____ Entries

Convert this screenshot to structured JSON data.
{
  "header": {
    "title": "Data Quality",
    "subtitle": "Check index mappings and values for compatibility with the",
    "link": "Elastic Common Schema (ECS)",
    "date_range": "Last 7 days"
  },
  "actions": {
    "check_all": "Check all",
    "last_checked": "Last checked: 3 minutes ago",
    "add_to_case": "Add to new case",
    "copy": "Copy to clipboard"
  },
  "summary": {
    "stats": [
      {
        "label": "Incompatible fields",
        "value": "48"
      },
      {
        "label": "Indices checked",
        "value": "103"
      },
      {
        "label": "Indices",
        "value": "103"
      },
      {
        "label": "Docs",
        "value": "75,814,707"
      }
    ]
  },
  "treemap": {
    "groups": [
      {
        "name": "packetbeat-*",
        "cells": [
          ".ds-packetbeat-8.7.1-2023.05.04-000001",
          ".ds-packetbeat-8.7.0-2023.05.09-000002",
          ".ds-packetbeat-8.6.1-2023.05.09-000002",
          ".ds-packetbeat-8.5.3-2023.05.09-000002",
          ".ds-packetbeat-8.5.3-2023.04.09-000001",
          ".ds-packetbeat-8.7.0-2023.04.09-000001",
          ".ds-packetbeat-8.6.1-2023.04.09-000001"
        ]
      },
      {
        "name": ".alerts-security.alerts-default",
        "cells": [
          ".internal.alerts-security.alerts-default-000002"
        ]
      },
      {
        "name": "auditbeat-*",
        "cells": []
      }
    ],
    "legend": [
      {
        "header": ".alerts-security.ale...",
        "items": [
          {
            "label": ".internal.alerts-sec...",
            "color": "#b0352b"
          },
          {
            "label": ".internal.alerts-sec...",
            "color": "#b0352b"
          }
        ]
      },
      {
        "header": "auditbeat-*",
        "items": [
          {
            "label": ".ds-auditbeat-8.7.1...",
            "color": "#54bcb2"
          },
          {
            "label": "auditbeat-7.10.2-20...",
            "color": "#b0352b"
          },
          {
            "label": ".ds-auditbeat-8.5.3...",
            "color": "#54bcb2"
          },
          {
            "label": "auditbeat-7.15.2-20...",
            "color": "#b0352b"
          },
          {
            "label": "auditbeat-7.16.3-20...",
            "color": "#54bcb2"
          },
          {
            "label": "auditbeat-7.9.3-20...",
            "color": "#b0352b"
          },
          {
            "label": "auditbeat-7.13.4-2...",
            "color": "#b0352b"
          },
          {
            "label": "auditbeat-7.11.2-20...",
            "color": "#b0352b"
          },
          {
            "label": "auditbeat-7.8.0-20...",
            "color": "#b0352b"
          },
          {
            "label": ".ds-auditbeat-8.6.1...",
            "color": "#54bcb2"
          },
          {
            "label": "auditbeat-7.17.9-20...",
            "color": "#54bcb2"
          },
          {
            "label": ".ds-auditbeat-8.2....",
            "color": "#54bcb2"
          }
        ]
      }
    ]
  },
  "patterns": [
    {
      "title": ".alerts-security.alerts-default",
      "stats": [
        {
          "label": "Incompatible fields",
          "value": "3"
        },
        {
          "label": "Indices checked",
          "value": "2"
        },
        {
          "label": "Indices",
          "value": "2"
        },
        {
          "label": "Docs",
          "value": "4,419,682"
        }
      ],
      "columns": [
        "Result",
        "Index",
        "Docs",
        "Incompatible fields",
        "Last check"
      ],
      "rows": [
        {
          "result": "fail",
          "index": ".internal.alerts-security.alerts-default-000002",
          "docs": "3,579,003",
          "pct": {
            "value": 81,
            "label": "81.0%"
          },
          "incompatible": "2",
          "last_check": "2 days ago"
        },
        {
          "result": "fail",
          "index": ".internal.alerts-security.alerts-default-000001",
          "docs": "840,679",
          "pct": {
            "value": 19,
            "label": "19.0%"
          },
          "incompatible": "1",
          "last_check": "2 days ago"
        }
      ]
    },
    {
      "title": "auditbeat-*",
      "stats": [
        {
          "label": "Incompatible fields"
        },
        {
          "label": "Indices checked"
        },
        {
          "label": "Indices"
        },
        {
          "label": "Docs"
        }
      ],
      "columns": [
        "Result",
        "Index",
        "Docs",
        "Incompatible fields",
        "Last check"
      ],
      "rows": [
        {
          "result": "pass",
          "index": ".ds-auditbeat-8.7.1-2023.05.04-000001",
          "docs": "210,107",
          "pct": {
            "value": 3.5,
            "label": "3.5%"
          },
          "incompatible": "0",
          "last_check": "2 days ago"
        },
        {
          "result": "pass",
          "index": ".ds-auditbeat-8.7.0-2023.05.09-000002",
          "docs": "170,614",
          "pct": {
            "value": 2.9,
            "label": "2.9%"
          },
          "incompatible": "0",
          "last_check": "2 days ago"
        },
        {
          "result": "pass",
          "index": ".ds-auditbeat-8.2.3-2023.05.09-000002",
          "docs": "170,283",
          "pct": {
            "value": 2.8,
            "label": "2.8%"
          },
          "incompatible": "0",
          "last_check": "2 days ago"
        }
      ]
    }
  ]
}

________

§ What is being asked: Pull out every line of the records that includes the string "fields".

§ Complete answer:
        "label": "Incompatible fields",
          "label": "Incompatible fields",
        "Incompatible fields",
          "label": "Incompatible fields"
        "Incompatible fields",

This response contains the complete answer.